- **TASK DIRECTIONS**
Copy each line of the data below exactly, leaving out pictures.

- **INFORMATION GIVEN**
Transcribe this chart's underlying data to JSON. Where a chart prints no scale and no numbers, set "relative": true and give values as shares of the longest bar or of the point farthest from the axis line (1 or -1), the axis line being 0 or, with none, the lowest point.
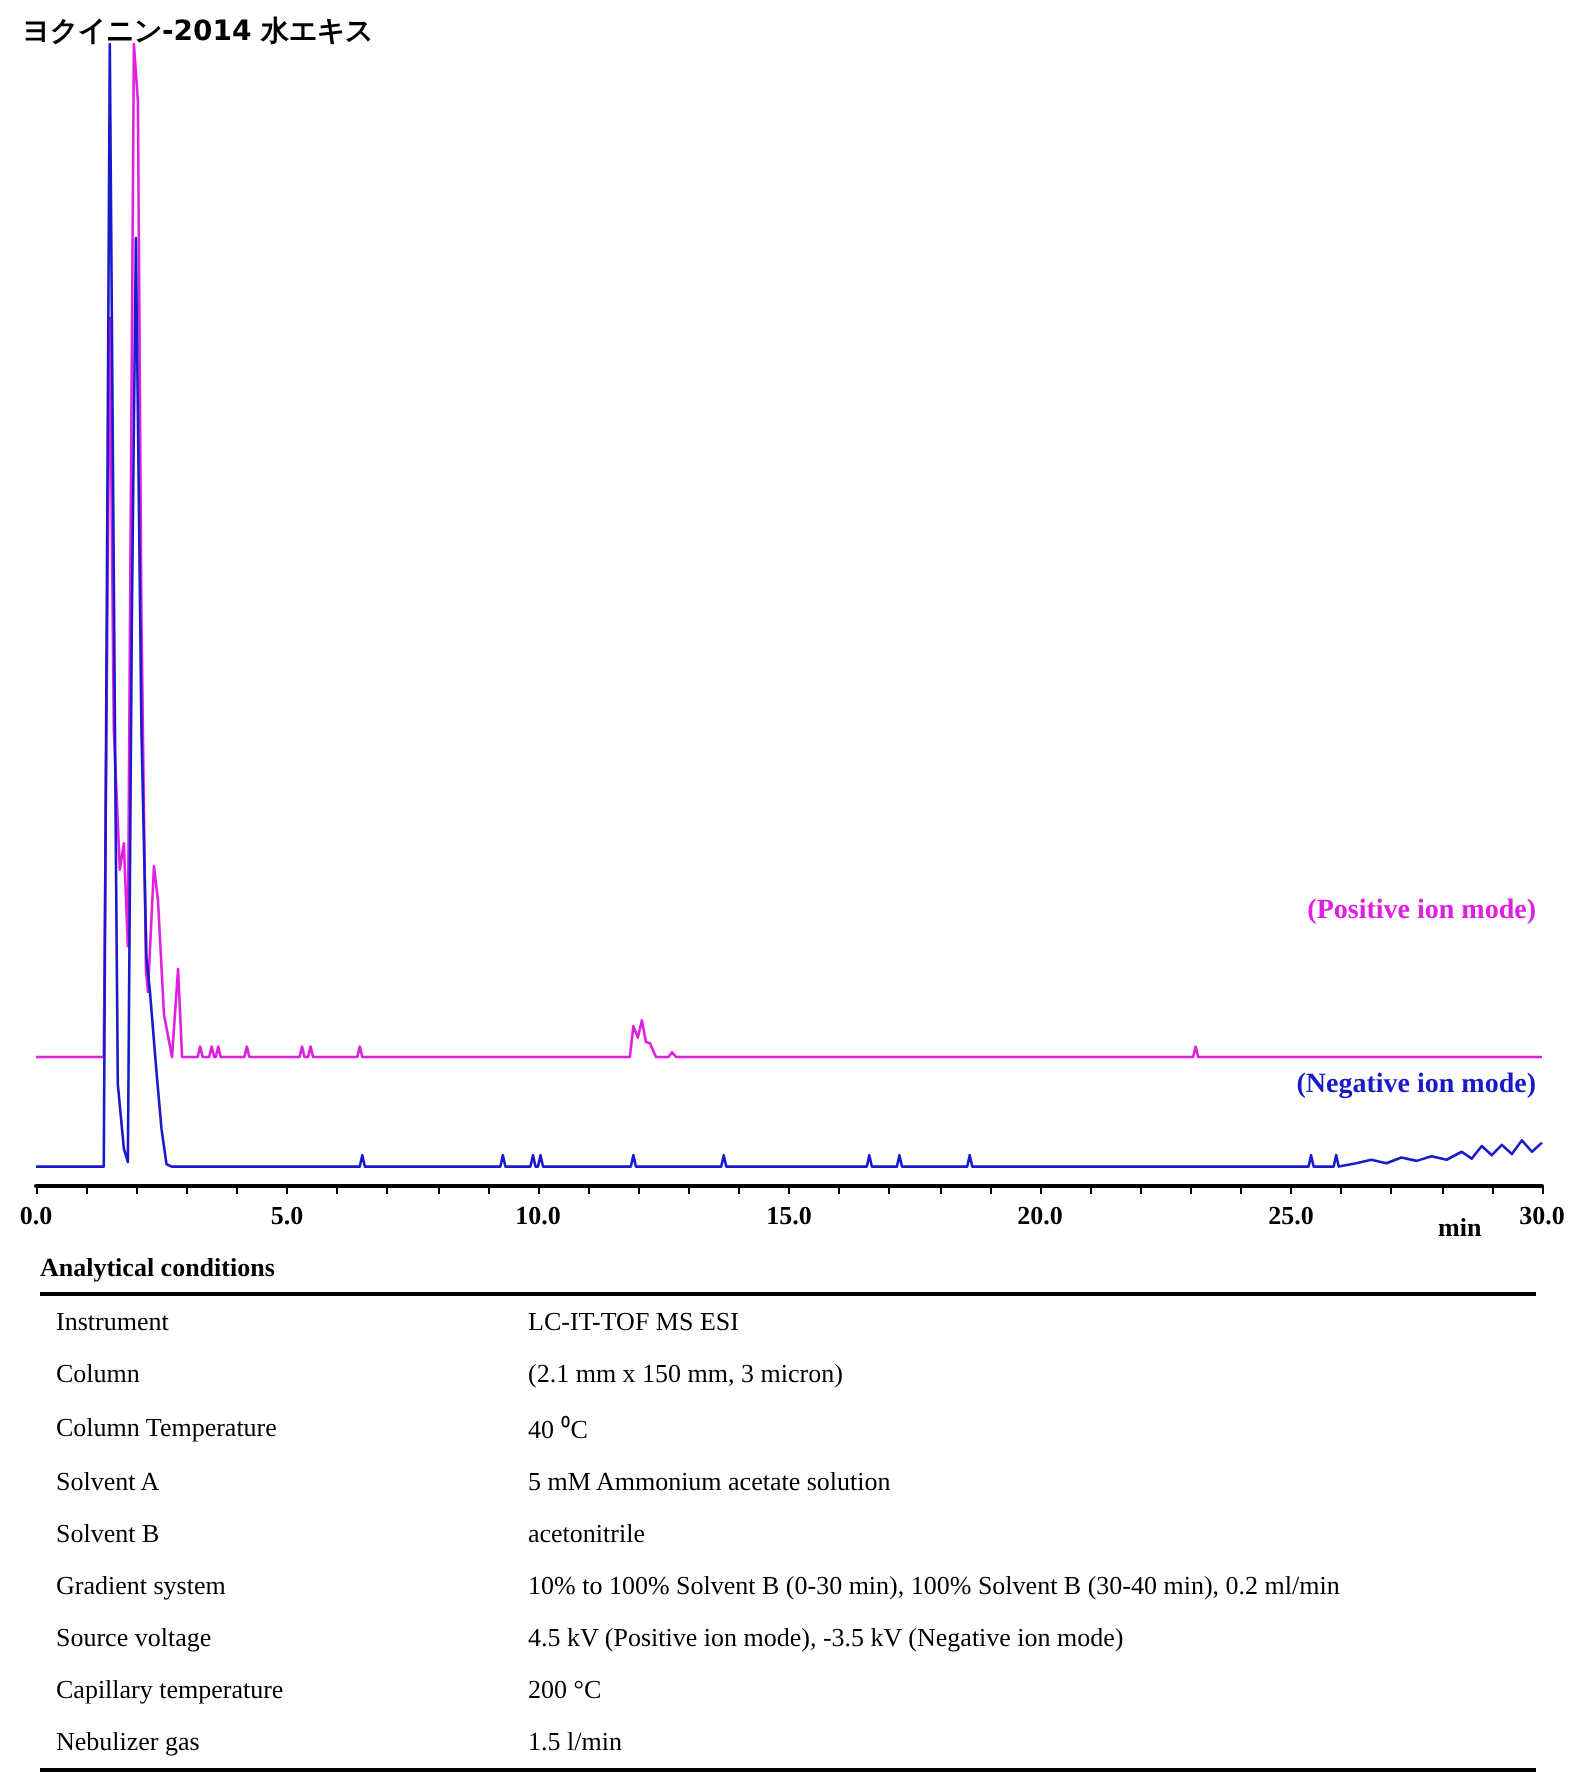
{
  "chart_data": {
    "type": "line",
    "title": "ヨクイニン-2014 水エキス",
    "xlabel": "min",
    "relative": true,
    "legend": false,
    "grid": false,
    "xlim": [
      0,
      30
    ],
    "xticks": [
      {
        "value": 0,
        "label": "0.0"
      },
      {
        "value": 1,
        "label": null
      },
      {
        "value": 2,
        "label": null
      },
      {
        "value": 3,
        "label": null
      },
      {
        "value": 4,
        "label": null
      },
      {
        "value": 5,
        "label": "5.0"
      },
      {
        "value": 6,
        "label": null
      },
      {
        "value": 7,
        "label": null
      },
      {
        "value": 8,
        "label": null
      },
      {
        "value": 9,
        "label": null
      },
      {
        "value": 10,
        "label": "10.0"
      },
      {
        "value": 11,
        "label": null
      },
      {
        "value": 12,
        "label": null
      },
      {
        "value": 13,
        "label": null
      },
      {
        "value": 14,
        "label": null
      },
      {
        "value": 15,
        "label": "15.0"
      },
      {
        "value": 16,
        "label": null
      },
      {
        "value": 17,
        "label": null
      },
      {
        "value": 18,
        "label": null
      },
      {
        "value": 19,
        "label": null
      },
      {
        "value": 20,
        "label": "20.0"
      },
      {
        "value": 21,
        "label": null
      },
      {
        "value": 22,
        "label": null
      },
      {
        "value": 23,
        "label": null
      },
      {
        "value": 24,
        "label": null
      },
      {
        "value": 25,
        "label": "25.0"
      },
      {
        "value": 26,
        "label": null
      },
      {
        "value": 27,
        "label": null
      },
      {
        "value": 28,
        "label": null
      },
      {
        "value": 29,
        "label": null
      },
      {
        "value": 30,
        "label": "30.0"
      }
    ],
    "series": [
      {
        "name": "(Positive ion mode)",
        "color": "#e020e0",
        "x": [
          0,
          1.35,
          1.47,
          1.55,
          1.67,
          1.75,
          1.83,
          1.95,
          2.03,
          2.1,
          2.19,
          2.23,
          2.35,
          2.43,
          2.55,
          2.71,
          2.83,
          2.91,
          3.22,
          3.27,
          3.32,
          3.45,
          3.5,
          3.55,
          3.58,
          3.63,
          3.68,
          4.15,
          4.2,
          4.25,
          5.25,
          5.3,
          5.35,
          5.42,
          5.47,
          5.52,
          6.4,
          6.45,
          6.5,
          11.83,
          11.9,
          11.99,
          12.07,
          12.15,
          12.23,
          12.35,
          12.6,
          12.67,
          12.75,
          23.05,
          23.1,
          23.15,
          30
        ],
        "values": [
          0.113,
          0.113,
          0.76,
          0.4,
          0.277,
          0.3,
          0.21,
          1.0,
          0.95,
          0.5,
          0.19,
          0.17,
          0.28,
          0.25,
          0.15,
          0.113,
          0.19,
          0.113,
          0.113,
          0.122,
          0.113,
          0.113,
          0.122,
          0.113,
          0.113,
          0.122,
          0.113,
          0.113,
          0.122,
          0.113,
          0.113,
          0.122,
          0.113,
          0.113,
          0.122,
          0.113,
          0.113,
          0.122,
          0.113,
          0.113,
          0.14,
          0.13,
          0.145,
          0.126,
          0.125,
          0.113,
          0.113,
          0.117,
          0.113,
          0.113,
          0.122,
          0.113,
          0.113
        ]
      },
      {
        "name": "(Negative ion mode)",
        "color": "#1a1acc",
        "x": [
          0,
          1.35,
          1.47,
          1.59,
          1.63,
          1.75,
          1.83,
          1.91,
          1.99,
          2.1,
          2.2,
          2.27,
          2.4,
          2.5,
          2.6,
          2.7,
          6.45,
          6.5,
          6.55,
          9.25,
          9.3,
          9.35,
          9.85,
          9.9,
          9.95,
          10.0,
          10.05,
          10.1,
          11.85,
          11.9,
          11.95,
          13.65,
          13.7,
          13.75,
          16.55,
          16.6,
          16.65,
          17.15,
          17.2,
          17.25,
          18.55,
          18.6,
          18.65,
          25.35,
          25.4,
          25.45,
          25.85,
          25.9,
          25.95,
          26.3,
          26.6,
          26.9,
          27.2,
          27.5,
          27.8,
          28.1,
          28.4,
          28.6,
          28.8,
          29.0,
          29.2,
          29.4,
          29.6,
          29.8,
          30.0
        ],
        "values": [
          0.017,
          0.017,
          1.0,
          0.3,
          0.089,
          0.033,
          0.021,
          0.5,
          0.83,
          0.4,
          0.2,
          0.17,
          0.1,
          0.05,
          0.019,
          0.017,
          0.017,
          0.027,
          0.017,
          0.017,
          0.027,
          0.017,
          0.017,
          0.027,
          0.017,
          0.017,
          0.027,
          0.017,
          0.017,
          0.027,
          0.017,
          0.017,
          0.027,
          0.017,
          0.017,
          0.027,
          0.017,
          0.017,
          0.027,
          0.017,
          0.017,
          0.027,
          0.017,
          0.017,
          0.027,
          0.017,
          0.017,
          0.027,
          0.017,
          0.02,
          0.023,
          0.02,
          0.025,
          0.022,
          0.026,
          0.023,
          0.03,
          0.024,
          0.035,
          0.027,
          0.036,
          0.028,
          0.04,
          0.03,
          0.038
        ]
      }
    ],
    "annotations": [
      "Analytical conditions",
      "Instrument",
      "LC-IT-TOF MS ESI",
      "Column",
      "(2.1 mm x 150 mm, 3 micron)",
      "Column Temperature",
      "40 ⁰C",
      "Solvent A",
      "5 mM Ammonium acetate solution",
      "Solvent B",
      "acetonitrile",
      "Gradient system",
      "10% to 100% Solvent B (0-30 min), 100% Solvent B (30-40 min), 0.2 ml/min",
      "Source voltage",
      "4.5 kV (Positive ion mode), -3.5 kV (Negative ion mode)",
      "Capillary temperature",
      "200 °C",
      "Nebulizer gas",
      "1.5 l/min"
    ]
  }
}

- **FINISHED EXERCISE**
Transcribe this chart's underlying data to JSON. Where a chart prints no scale and no numbers, set "relative": true and give values as shares of the longest bar or of the point farthest from the axis line (1 or -1), the axis line being 0 or, with none, the lowest point.
{
  "chart_data": {
    "type": "line",
    "title": "ヨクイニン-2014 水エキス",
    "xlabel": "min",
    "relative": true,
    "legend": false,
    "grid": false,
    "xlim": [
      0,
      30
    ],
    "xticks": [
      {
        "value": 0,
        "label": "0.0"
      },
      {
        "value": 1,
        "label": null
      },
      {
        "value": 2,
        "label": null
      },
      {
        "value": 3,
        "label": null
      },
      {
        "value": 4,
        "label": null
      },
      {
        "value": 5,
        "label": "5.0"
      },
      {
        "value": 6,
        "label": null
      },
      {
        "value": 7,
        "label": null
      },
      {
        "value": 8,
        "label": null
      },
      {
        "value": 9,
        "label": null
      },
      {
        "value": 10,
        "label": "10.0"
      },
      {
        "value": 11,
        "label": null
      },
      {
        "value": 12,
        "label": null
      },
      {
        "value": 13,
        "label": null
      },
      {
        "value": 14,
        "label": null
      },
      {
        "value": 15,
        "label": "15.0"
      },
      {
        "value": 16,
        "label": null
      },
      {
        "value": 17,
        "label": null
      },
      {
        "value": 18,
        "label": null
      },
      {
        "value": 19,
        "label": null
      },
      {
        "value": 20,
        "label": "20.0"
      },
      {
        "value": 21,
        "label": null
      },
      {
        "value": 22,
        "label": null
      },
      {
        "value": 23,
        "label": null
      },
      {
        "value": 24,
        "label": null
      },
      {
        "value": 25,
        "label": "25.0"
      },
      {
        "value": 26,
        "label": null
      },
      {
        "value": 27,
        "label": null
      },
      {
        "value": 28,
        "label": null
      },
      {
        "value": 29,
        "label": null
      },
      {
        "value": 30,
        "label": "30.0"
      }
    ],
    "series": [
      {
        "name": "(Positive ion mode)",
        "color": "#e020e0",
        "x": [
          0,
          1.35,
          1.47,
          1.55,
          1.67,
          1.75,
          1.83,
          1.95,
          2.03,
          2.1,
          2.19,
          2.23,
          2.35,
          2.43,
          2.55,
          2.71,
          2.83,
          2.91,
          3.22,
          3.27,
          3.32,
          3.45,
          3.5,
          3.55,
          3.58,
          3.63,
          3.68,
          4.15,
          4.2,
          4.25,
          5.25,
          5.3,
          5.35,
          5.42,
          5.47,
          5.52,
          6.4,
          6.45,
          6.5,
          11.83,
          11.9,
          11.99,
          12.07,
          12.15,
          12.23,
          12.35,
          12.6,
          12.67,
          12.75,
          23.05,
          23.1,
          23.15,
          30
        ],
        "values": [
          0.113,
          0.113,
          0.76,
          0.4,
          0.277,
          0.3,
          0.21,
          1.0,
          0.95,
          0.5,
          0.19,
          0.17,
          0.28,
          0.25,
          0.15,
          0.113,
          0.19,
          0.113,
          0.113,
          0.122,
          0.113,
          0.113,
          0.122,
          0.113,
          0.113,
          0.122,
          0.113,
          0.113,
          0.122,
          0.113,
          0.113,
          0.122,
          0.113,
          0.113,
          0.122,
          0.113,
          0.113,
          0.122,
          0.113,
          0.113,
          0.14,
          0.13,
          0.145,
          0.126,
          0.125,
          0.113,
          0.113,
          0.117,
          0.113,
          0.113,
          0.122,
          0.113,
          0.113
        ]
      },
      {
        "name": "(Negative ion mode)",
        "color": "#1a1acc",
        "x": [
          0,
          1.35,
          1.47,
          1.59,
          1.63,
          1.75,
          1.83,
          1.91,
          1.99,
          2.1,
          2.2,
          2.27,
          2.4,
          2.5,
          2.6,
          2.7,
          6.45,
          6.5,
          6.55,
          9.25,
          9.3,
          9.35,
          9.85,
          9.9,
          9.95,
          10.0,
          10.05,
          10.1,
          11.85,
          11.9,
          11.95,
          13.65,
          13.7,
          13.75,
          16.55,
          16.6,
          16.65,
          17.15,
          17.2,
          17.25,
          18.55,
          18.6,
          18.65,
          25.35,
          25.4,
          25.45,
          25.85,
          25.9,
          25.95,
          26.3,
          26.6,
          26.9,
          27.2,
          27.5,
          27.8,
          28.1,
          28.4,
          28.6,
          28.8,
          29.0,
          29.2,
          29.4,
          29.6,
          29.8,
          30.0
        ],
        "values": [
          0.017,
          0.017,
          1.0,
          0.3,
          0.089,
          0.033,
          0.021,
          0.5,
          0.83,
          0.4,
          0.2,
          0.17,
          0.1,
          0.05,
          0.019,
          0.017,
          0.017,
          0.027,
          0.017,
          0.017,
          0.027,
          0.017,
          0.017,
          0.027,
          0.017,
          0.017,
          0.027,
          0.017,
          0.017,
          0.027,
          0.017,
          0.017,
          0.027,
          0.017,
          0.017,
          0.027,
          0.017,
          0.017,
          0.027,
          0.017,
          0.017,
          0.027,
          0.017,
          0.017,
          0.027,
          0.017,
          0.017,
          0.027,
          0.017,
          0.02,
          0.023,
          0.02,
          0.025,
          0.022,
          0.026,
          0.023,
          0.03,
          0.024,
          0.035,
          0.027,
          0.036,
          0.028,
          0.04,
          0.03,
          0.038
        ]
      }
    ],
    "annotations": [
      "Analytical conditions",
      "Instrument",
      "LC-IT-TOF MS ESI",
      "Column",
      "(2.1 mm x 150 mm, 3 micron)",
      "Column Temperature",
      "40 ⁰C",
      "Solvent A",
      "5 mM Ammonium acetate solution",
      "Solvent B",
      "acetonitrile",
      "Gradient system",
      "10% to 100% Solvent B (0-30 min), 100% Solvent B (30-40 min), 0.2 ml/min",
      "Source voltage",
      "4.5 kV (Positive ion mode), -3.5 kV (Negative ion mode)",
      "Capillary temperature",
      "200 °C",
      "Nebulizer gas",
      "1.5 l/min"
    ]
  }
}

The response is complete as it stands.